▶ **Dataset rows**
'''

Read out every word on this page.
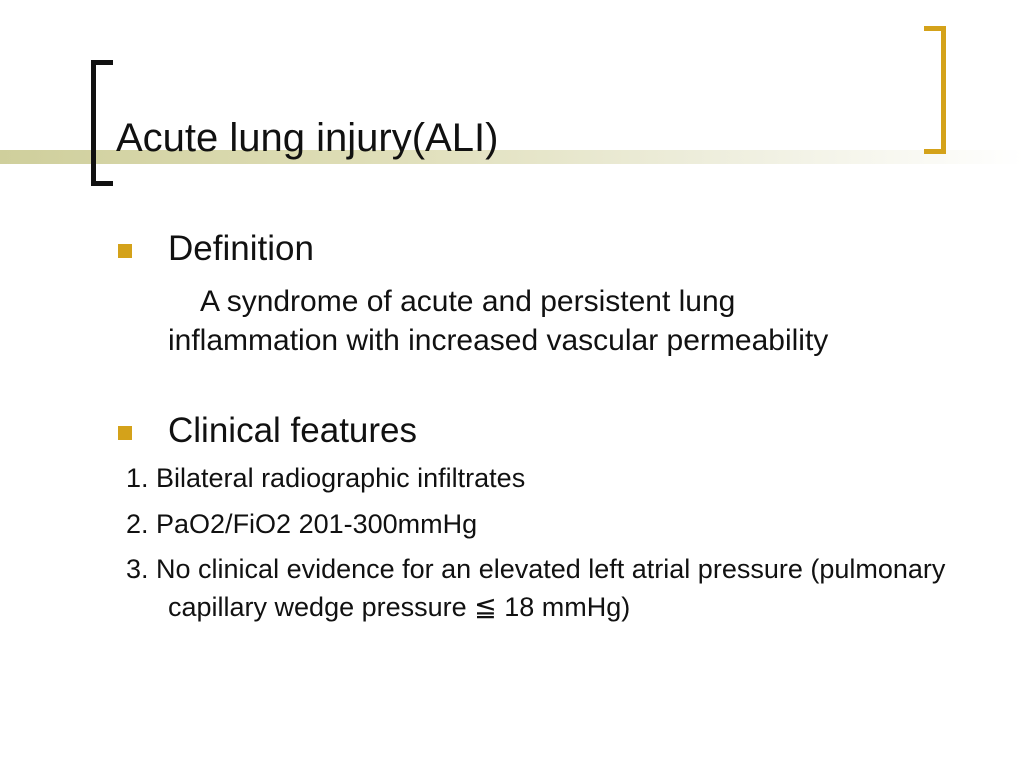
Acute lung injury(ALI)

Definition

A syndrome of acute and persistent lung inflammation with increased vascular permeability

Clinical features

1. Bilateral radiographic infiltrates

2. PaO2/FiO2 201-300mmHg

3. No clinical evidence for an elevated left atrial pressure (pulmonary capillary wedge pressure ≦ 18 mmHg)
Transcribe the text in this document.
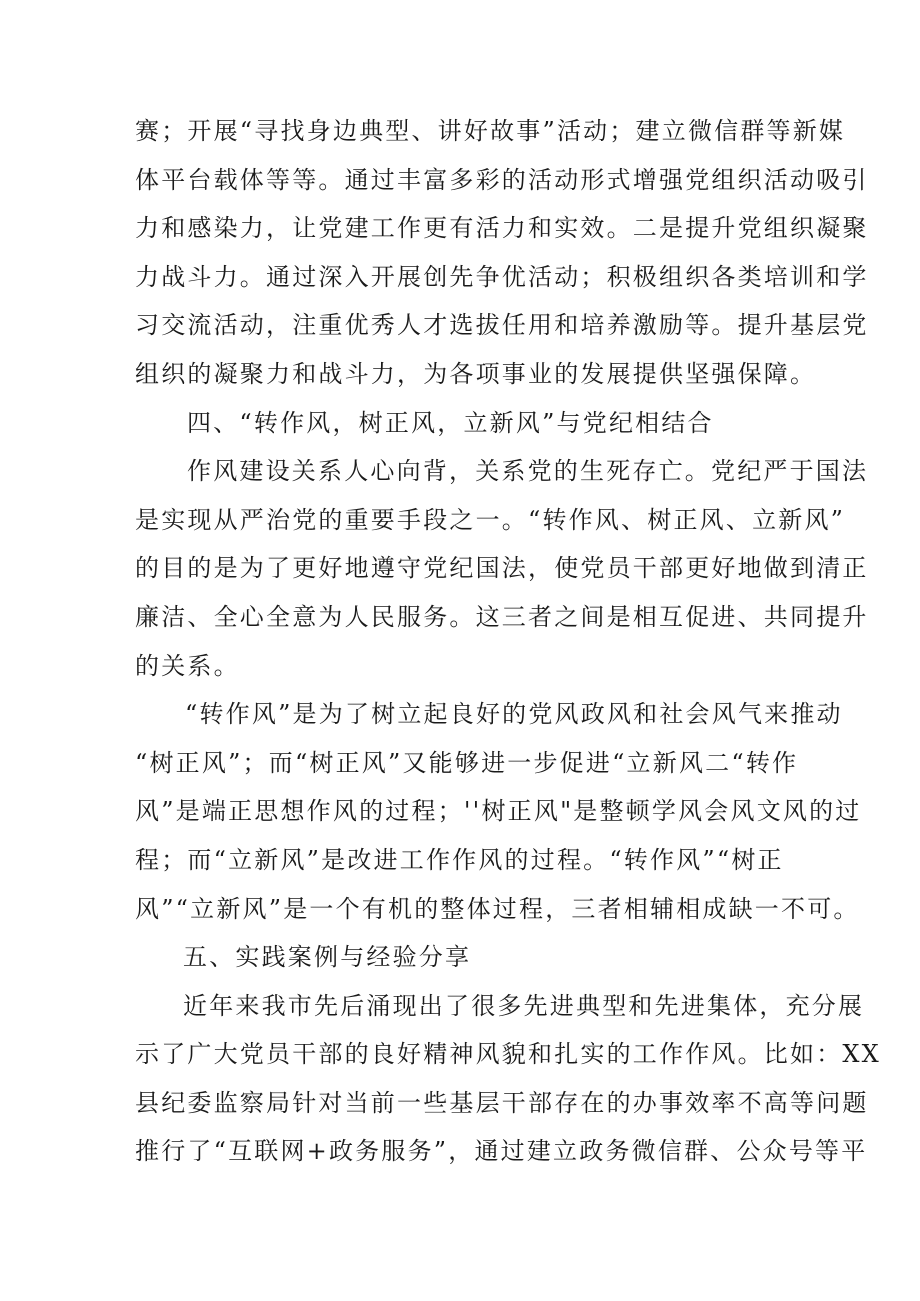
赛；开展“寻找身边典型、讲好故事”活动；建立微信群等新媒
体平台载体等等。通过丰富多彩的活动形式增强党组织活动吸引
力和感染力，让党建工作更有活力和实效。二是提升党组织凝聚
力战斗力。通过深入开展创先争优活动；积极组织各类培训和学
习交流活动，注重优秀人才选拔任用和培养激励等。提升基层党
组织的凝聚力和战斗力，为各项事业的发展提供坚强保障。
四、“转作风，树正风，立新风”与党纪相结合
作风建设关系人心向背，关系党的生死存亡。党纪严于国法
是实现从严治党的重要手段之一。“转作风、树正风、立新风”
的目的是为了更好地遵守党纪国法，使党员干部更好地做到清正
廉洁、全心全意为人民服务。这三者之间是相互促进、共同提升
的关系。
“转作风”是为了树立起良好的党风政风和社会风气来推动
“树正风”；而“树正风”又能够进一步促进“立新风二“转作
风”是端正思想作风的过程；''树正风"是整顿学风会风文风的过
程；而“立新风”是改进工作作风的过程。“转作风”“树正
风”“立新风”是一个有机的整体过程，三者相辅相成缺一不可。
五、实践案例与经验分享
近年来我市先后涌现出了很多先进典型和先进集体，充分展
示了广大党员干部的良好精神风貌和扎实的工作作风。比如：XX
县纪委监察局针对当前一些基层干部存在的办事效率不高等问题
推行了“互联网+政务服务”，通过建立政务微信群、公众号等平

'''

▶ **Written task**
Repeat verbatim all the material, but not the pictures.

▶ **Exercise output**
Read out every word on this page.
Acute lung injury(ALI)

Definition

A syndrome of acute and persistent lung inflammation with increased vascular permeability

Clinical features

1. Bilateral radiographic infiltrates

2. PaO2/FiO2 201-300mmHg

3. No clinical evidence for an elevated left atrial pressure (pulmonary capillary wedge pressure ≦ 18 mmHg)
Transcribe the text in this document.
赛；开展“寻找身边典型、讲好故事”活动；建立微信群等新媒
体平台载体等等。通过丰富多彩的活动形式增强党组织活动吸引
力和感染力，让党建工作更有活力和实效。二是提升党组织凝聚
力战斗力。通过深入开展创先争优活动；积极组织各类培训和学
习交流活动，注重优秀人才选拔任用和培养激励等。提升基层党
组织的凝聚力和战斗力，为各项事业的发展提供坚强保障。
四、“转作风，树正风，立新风”与党纪相结合
作风建设关系人心向背，关系党的生死存亡。党纪严于国法
是实现从严治党的重要手段之一。“转作风、树正风、立新风”
的目的是为了更好地遵守党纪国法，使党员干部更好地做到清正
廉洁、全心全意为人民服务。这三者之间是相互促进、共同提升
的关系。
“转作风”是为了树立起良好的党风政风和社会风气来推动
“树正风”；而“树正风”又能够进一步促进“立新风二“转作
风”是端正思想作风的过程；''树正风"是整顿学风会风文风的过
程；而“立新风”是改进工作作风的过程。“转作风”“树正
风”“立新风”是一个有机的整体过程，三者相辅相成缺一不可。
五、实践案例与经验分享
近年来我市先后涌现出了很多先进典型和先进集体，充分展
示了广大党员干部的良好精神风貌和扎实的工作作风。比如：XX
县纪委监察局针对当前一些基层干部存在的办事效率不高等问题
推行了“互联网+政务服务”，通过建立政务微信群、公众号等平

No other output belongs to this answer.